╔══
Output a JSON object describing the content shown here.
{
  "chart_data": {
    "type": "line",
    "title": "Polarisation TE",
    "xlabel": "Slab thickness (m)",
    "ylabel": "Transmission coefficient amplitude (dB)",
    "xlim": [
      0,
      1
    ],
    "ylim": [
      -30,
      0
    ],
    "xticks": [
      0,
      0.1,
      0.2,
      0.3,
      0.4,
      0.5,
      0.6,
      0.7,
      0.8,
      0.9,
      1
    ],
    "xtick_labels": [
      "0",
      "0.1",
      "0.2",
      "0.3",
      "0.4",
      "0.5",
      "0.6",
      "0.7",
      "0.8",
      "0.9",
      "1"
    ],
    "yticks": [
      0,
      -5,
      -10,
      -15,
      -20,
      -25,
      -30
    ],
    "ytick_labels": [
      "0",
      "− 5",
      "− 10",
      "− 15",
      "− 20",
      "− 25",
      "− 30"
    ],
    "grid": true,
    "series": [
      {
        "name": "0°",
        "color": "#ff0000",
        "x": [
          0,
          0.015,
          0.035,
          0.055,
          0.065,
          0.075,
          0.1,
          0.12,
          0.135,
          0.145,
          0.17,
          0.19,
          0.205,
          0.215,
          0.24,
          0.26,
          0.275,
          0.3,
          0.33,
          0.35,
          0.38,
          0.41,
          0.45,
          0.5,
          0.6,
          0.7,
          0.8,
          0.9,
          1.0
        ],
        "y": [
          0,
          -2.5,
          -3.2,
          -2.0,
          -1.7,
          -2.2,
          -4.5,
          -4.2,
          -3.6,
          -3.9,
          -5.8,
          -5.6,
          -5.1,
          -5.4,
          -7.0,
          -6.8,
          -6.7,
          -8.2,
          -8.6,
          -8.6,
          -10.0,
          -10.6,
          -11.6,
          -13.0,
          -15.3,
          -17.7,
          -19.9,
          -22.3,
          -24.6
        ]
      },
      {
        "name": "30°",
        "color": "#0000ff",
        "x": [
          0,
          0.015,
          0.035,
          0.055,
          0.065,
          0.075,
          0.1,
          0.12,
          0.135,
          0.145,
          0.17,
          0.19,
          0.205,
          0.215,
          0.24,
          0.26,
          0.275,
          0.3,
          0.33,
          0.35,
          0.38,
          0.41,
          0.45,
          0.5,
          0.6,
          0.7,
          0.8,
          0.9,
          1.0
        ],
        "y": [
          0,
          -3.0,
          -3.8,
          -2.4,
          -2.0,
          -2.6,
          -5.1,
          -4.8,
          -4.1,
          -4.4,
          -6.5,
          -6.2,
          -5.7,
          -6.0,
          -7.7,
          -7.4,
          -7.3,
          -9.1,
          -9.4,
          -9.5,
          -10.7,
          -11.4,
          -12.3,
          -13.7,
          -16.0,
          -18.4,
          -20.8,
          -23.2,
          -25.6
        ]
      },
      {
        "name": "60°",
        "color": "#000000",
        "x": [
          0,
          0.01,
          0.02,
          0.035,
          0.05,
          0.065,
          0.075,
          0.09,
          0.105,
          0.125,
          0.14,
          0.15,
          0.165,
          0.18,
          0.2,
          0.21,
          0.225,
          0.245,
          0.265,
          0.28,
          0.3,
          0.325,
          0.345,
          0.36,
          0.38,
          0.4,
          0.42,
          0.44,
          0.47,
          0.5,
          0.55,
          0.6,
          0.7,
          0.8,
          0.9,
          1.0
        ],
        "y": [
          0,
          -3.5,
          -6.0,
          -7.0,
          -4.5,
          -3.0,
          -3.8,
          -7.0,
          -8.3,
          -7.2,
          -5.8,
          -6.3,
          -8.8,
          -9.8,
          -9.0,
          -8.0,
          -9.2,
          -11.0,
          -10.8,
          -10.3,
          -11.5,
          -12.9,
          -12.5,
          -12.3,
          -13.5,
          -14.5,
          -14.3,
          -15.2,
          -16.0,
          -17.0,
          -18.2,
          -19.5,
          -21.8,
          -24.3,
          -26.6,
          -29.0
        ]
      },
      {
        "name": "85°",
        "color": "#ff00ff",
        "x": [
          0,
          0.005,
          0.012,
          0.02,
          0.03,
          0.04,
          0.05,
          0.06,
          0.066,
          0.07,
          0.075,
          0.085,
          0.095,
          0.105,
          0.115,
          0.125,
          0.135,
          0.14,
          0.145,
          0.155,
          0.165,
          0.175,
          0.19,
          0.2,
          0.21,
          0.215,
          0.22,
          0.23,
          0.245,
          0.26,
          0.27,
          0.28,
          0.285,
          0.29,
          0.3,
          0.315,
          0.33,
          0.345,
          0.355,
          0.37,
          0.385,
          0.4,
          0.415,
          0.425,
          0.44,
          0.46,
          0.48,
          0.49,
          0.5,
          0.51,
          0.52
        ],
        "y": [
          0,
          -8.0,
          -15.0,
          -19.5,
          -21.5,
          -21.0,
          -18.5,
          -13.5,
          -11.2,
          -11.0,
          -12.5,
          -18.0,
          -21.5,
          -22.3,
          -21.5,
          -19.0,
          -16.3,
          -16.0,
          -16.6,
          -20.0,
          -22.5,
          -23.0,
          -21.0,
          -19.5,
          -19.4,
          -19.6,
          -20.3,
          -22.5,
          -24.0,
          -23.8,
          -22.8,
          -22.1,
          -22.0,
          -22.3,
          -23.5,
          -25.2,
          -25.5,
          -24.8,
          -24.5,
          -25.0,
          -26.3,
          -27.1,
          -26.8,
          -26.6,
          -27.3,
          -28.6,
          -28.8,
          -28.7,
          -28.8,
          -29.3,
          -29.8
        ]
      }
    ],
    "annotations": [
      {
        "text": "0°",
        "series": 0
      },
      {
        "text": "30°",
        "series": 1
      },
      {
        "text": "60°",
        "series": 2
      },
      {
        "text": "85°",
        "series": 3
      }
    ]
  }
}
╚══
■ Written request
Copy each line of the listing that contains the string "color".

■ Written reply
        "color": "#ff0000",
        "color": "#0000ff",
        "color": "#000000",
        "color": "#ff00ff",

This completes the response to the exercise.